Work instructions> Exact reproduction is required for all entries.
# Start of Provided material
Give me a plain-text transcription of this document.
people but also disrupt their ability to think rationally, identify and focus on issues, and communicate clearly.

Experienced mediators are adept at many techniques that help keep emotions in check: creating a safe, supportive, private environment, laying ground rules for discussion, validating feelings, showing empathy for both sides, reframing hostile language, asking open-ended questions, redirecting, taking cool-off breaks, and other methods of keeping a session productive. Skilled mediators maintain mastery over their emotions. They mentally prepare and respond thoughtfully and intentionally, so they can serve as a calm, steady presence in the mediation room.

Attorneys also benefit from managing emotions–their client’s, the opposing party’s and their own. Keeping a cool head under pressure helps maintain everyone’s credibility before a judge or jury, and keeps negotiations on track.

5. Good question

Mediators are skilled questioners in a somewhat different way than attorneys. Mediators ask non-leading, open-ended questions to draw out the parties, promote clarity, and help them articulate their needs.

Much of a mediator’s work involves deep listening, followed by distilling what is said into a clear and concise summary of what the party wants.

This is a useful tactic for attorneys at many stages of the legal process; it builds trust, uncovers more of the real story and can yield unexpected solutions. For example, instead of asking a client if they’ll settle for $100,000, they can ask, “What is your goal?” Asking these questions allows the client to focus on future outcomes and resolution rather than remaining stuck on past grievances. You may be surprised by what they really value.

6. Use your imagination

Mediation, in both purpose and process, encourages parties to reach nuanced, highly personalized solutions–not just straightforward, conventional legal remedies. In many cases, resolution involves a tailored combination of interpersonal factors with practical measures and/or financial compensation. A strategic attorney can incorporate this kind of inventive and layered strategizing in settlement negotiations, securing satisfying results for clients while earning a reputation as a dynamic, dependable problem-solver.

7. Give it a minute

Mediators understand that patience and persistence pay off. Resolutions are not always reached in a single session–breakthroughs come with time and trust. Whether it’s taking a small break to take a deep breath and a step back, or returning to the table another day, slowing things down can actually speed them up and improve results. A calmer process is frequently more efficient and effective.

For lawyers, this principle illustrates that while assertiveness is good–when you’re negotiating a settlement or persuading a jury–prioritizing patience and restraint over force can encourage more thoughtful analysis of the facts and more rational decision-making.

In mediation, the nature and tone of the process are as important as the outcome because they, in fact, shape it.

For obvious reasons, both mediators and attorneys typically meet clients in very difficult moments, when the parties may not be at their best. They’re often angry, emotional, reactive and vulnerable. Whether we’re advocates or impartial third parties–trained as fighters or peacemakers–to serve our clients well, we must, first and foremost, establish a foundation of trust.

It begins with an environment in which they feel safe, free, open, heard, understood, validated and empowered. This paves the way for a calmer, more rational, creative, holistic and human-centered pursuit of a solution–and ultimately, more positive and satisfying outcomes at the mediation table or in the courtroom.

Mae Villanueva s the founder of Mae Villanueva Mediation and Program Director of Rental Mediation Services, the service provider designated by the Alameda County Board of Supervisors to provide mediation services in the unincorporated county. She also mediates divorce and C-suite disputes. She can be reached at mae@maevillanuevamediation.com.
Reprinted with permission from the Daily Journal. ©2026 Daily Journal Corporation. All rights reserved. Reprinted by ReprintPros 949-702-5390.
# End of Provided material
Solution to the exercise>
Give me a plain-text transcription of this document.
people but also disrupt their ability to think rationally, identify and focus on issues, and communicate clearly.

Experienced mediators are adept at many techniques that help keep emotions in check: creating a safe, supportive, private environment, laying ground rules for discussion, validating feelings, showing empathy for both sides, reframing hostile language, asking open-ended questions, redirecting, taking cool-off breaks, and other methods of keeping a session productive. Skilled mediators maintain mastery over their emotions. They mentally prepare and respond thoughtfully and intentionally, so they can serve as a calm, steady presence in the mediation room.

Attorneys also benefit from managing emotions–their client’s, the opposing party’s and their own. Keeping a cool head under pressure helps maintain everyone’s credibility before a judge or jury, and keeps negotiations on track.

5. Good question

Mediators are skilled questioners in a somewhat different way than attorneys. Mediators ask non-leading, open-ended questions to draw out the parties, promote clarity, and help them articulate their needs.

Much of a mediator’s work involves deep listening, followed by distilling what is said into a clear and concise summary of what the party wants.

This is a useful tactic for attorneys at many stages of the legal process; it builds trust, uncovers more of the real story and can yield unexpected solutions. For example, instead of asking a client if they’ll settle for $100,000, they can ask, “What is your goal?” Asking these questions allows the client to focus on future outcomes and resolution rather than remaining stuck on past grievances. You may be surprised by what they really value.

6. Use your imagination

Mediation, in both purpose and process, encourages parties to reach nuanced, highly personalized solutions–not just straightforward, conventional legal remedies. In many cases, resolution involves a tailored combination of interpersonal factors with practical measures and/or financial compensation. A strategic attorney can incorporate this kind of inventive and layered strategizing in settlement negotiations, securing satisfying results for clients while earning a reputation as a dynamic, dependable problem-solver.

7. Give it a minute

Mediators understand that patience and persistence pay off. Resolutions are not always reached in a single session–breakthroughs come with time and trust. Whether it’s taking a small break to take a deep breath and a step back, or returning to the table another day, slowing things down can actually speed them up and improve results. A calmer process is frequently more efficient and effective.

For lawyers, this principle illustrates that while assertiveness is good–when you’re negotiating a settlement or persuading a jury–prioritizing patience and restraint over force can encourage more thoughtful analysis of the facts and more rational decision-making.

In mediation, the nature and tone of the process are as important as the outcome because they, in fact, shape it.

For obvious reasons, both mediators and attorneys typically meet clients in very difficult moments, when the parties may not be at their best. They’re often angry, emotional, reactive and vulnerable. Whether we’re advocates or impartial third parties–trained as fighters or peacemakers–to serve our clients well, we must, first and foremost, establish a foundation of trust.

It begins with an environment in which they feel safe, free, open, heard, understood, validated and empowered. This paves the way for a calmer, more rational, creative, holistic and human-centered pursuit of a solution–and ultimately, more positive and satisfying outcomes at the mediation table or in the courtroom.

Mae Villanueva s the founder of Mae Villanueva Mediation and Program Director of Rental Mediation Services, the service provider designated by the Alameda County Board of Supervisors to provide mediation services in the unincorporated county. She also mediates divorce and C-suite disputes. She can be reached at mae@maevillanuevamediation.com.
Reprinted with permission from the Daily Journal. ©2026 Daily Journal Corporation. All rights reserved. Reprinted by ReprintPros 949-702-5390.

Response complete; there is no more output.